(Stored entries)
-- Begin --

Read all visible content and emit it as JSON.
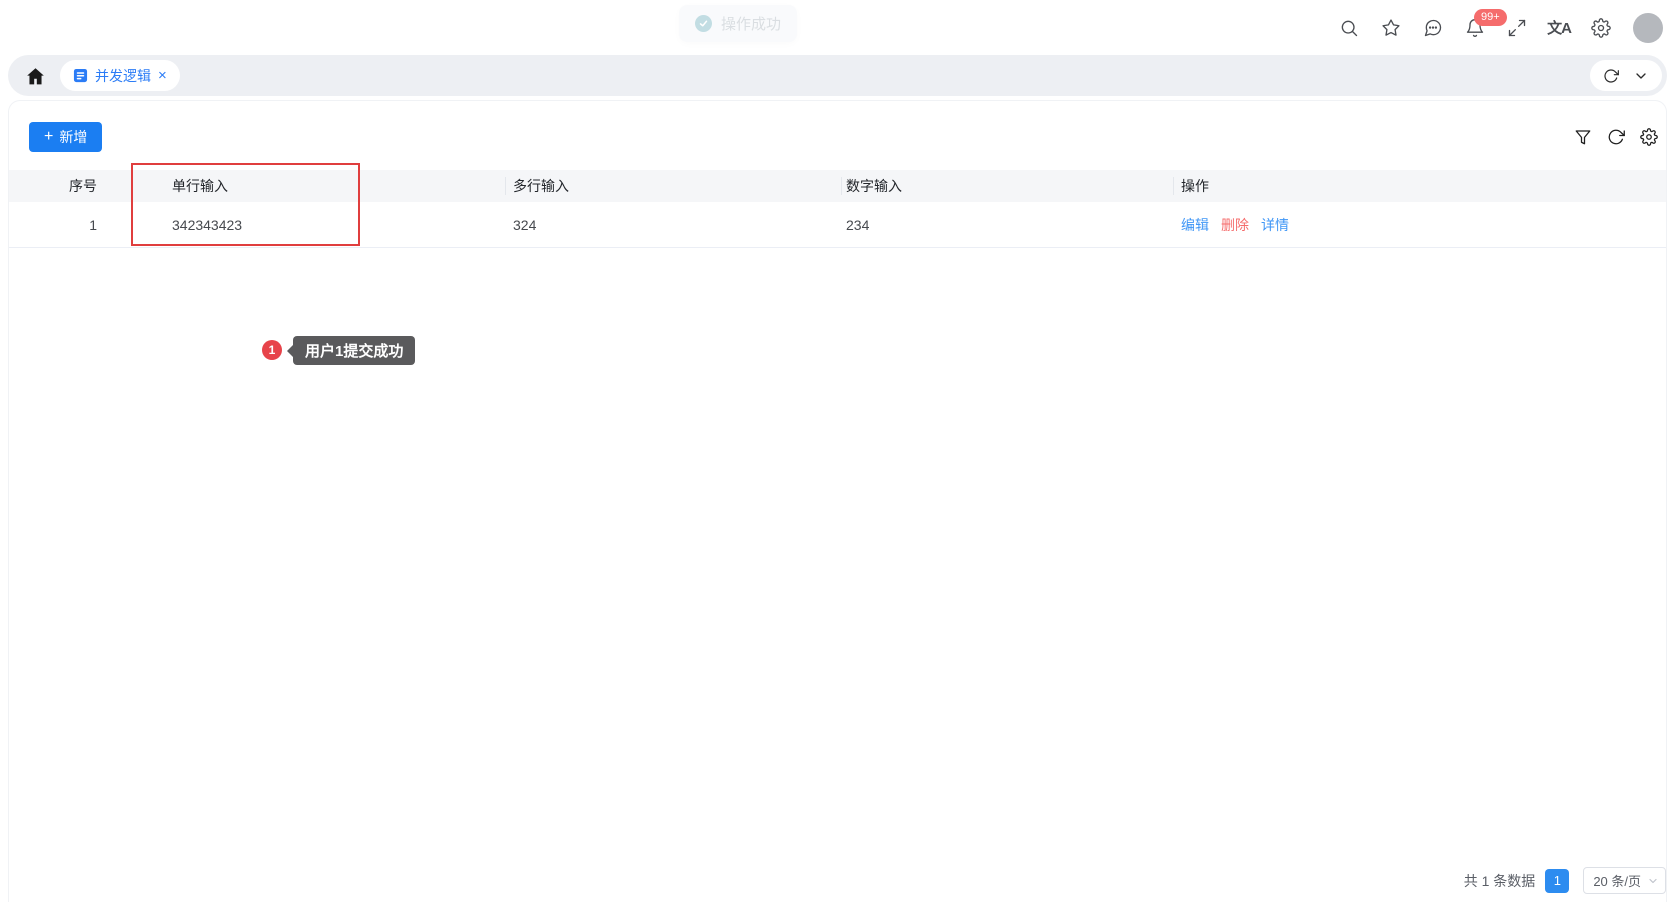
{
  "topbar": {
    "toast_text": "操作成功",
    "badge_count": "99+",
    "translate_glyph": "文A"
  },
  "tabbar": {
    "active_tab_label": "并发逻辑",
    "close_glyph": "×"
  },
  "toolbar": {
    "add_plus": "+",
    "add_label": "新增"
  },
  "table": {
    "columns": {
      "index": "序号",
      "single_line": "单行输入",
      "multi_line": "多行输入",
      "number": "数字输入",
      "actions": "操作"
    },
    "row": {
      "index": "1",
      "single_line": "342343423",
      "multi_line": "324",
      "number": "234"
    },
    "row_actions": {
      "edit": "编辑",
      "delete": "删除",
      "detail": "详情"
    }
  },
  "annotation": {
    "step_number": "1",
    "tooltip_text": "用户1提交成功"
  },
  "pagination": {
    "total_text": "共 1 条数据",
    "current_page": "1",
    "page_size_text": "20 条/页"
  },
  "colors": {
    "primary_blue": "#1b7ef2",
    "tab_blue": "#2b7cf6",
    "link_blue": "#3f96f6",
    "danger_red": "#f56c6c",
    "annotation_red": "#e7434a",
    "highlight_border": "#e03e3e",
    "page_active_blue": "#2d8cf0",
    "tab_band_gray": "#edeff3",
    "header_gray": "#f5f6f8"
  }
}
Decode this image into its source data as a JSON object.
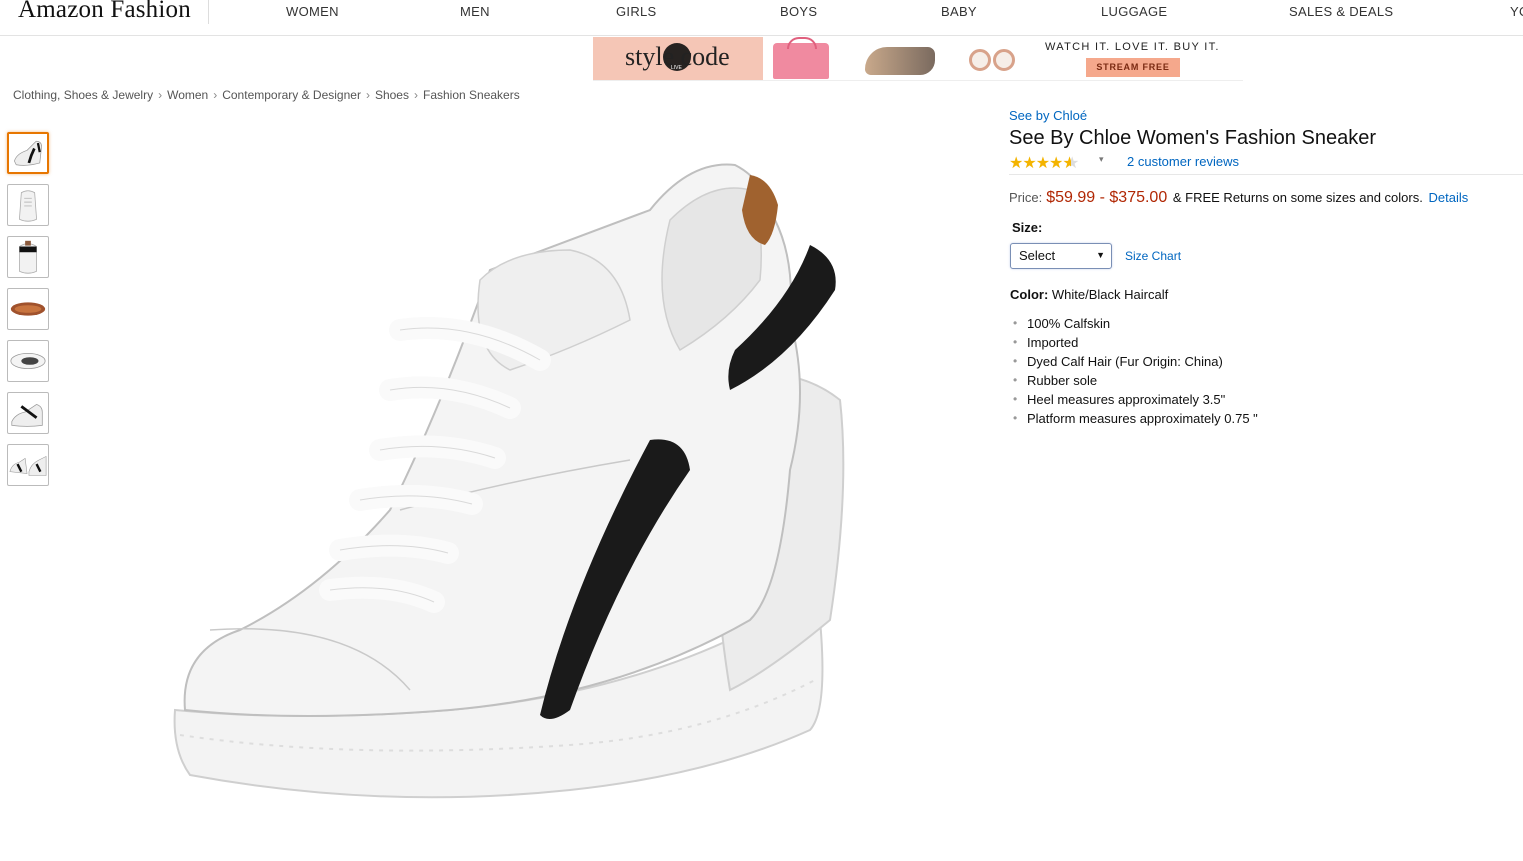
{
  "header": {
    "logo": "Amazon Fashion",
    "nav": [
      "WOMEN",
      "MEN",
      "GIRLS",
      "BOYS",
      "BABY",
      "LUGGAGE",
      "SALES & DEALS",
      "YO"
    ]
  },
  "banner": {
    "brand": "style code",
    "live": "LIVE",
    "tagline": "WATCH IT. LOVE IT. BUY IT.",
    "button": "STREAM FREE"
  },
  "breadcrumb": [
    "Clothing, Shoes & Jewelry",
    "Women",
    "Contemporary & Designer",
    "Shoes",
    "Fashion Sneakers"
  ],
  "breadcrumb_sep": "›",
  "product": {
    "brand": "See by Chloé",
    "title": "See By Chloe Women's Fashion Sneaker",
    "rating": 4.5,
    "stars": "★★★★",
    "half_star": "★",
    "reviews_caret": "▾",
    "reviews": "2 customer reviews",
    "price_label": "Price:",
    "price": "$59.99 - $375.00",
    "shipping": "& FREE Returns on some sizes and colors.",
    "details_link": "Details",
    "size_label": "Size:",
    "size_select": "Select",
    "size_select_arrow": "▼",
    "size_chart": "Size Chart",
    "color_label": "Color:",
    "color_value": "White/Black Haircalf",
    "features": [
      "100% Calfskin",
      "Imported",
      "Dyed Calf Hair (Fur Origin: China)",
      "Rubber sole",
      "Heel measures approximately 3.5\"",
      "Platform measures approximately 0.75 \""
    ]
  },
  "thumbnails_count": 7,
  "colors": {
    "link": "#0066c0",
    "price": "#b12704",
    "star": "#f4b400",
    "thumb_active": "#e77600"
  }
}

-- End --

## [To be done]
Retype all the records shown above, character for character. Omit every picture.

## [Result for this exercise]
Read all visible content and emit it as JSON.
{
  "topbar": {
    "toast_text": "操作成功",
    "badge_count": "99+",
    "translate_glyph": "文A"
  },
  "tabbar": {
    "active_tab_label": "并发逻辑",
    "close_glyph": "×"
  },
  "toolbar": {
    "add_plus": "+",
    "add_label": "新增"
  },
  "table": {
    "columns": {
      "index": "序号",
      "single_line": "单行输入",
      "multi_line": "多行输入",
      "number": "数字输入",
      "actions": "操作"
    },
    "row": {
      "index": "1",
      "single_line": "342343423",
      "multi_line": "324",
      "number": "234"
    },
    "row_actions": {
      "edit": "编辑",
      "delete": "删除",
      "detail": "详情"
    }
  },
  "annotation": {
    "step_number": "1",
    "tooltip_text": "用户1提交成功"
  },
  "pagination": {
    "total_text": "共 1 条数据",
    "current_page": "1",
    "page_size_text": "20 条/页"
  },
  "colors": {
    "primary_blue": "#1b7ef2",
    "tab_blue": "#2b7cf6",
    "link_blue": "#3f96f6",
    "danger_red": "#f56c6c",
    "annotation_red": "#e7434a",
    "highlight_border": "#e03e3e",
    "page_active_blue": "#2d8cf0",
    "tab_band_gray": "#edeff3",
    "header_gray": "#f5f6f8"
  }
}
Decode this image into its source data as a JSON object.
{
  "header": {
    "logo": "Amazon Fashion",
    "nav": [
      "WOMEN",
      "MEN",
      "GIRLS",
      "BOYS",
      "BABY",
      "LUGGAGE",
      "SALES & DEALS",
      "YO"
    ]
  },
  "banner": {
    "brand": "style code",
    "live": "LIVE",
    "tagline": "WATCH IT. LOVE IT. BUY IT.",
    "button": "STREAM FREE"
  },
  "breadcrumb": [
    "Clothing, Shoes & Jewelry",
    "Women",
    "Contemporary & Designer",
    "Shoes",
    "Fashion Sneakers"
  ],
  "breadcrumb_sep": "›",
  "product": {
    "brand": "See by Chloé",
    "title": "See By Chloe Women's Fashion Sneaker",
    "rating": 4.5,
    "stars": "★★★★",
    "half_star": "★",
    "reviews_caret": "▾",
    "reviews": "2 customer reviews",
    "price_label": "Price:",
    "price": "$59.99 - $375.00",
    "shipping": "& FREE Returns on some sizes and colors.",
    "details_link": "Details",
    "size_label": "Size:",
    "size_select": "Select",
    "size_select_arrow": "▼",
    "size_chart": "Size Chart",
    "color_label": "Color:",
    "color_value": "White/Black Haircalf",
    "features": [
      "100% Calfskin",
      "Imported",
      "Dyed Calf Hair (Fur Origin: China)",
      "Rubber sole",
      "Heel measures approximately 3.5\"",
      "Platform measures approximately 0.75 \""
    ]
  },
  "thumbnails_count": 7,
  "colors": {
    "link": "#0066c0",
    "price": "#b12704",
    "star": "#f4b400",
    "thumb_active": "#e77600"
  }
}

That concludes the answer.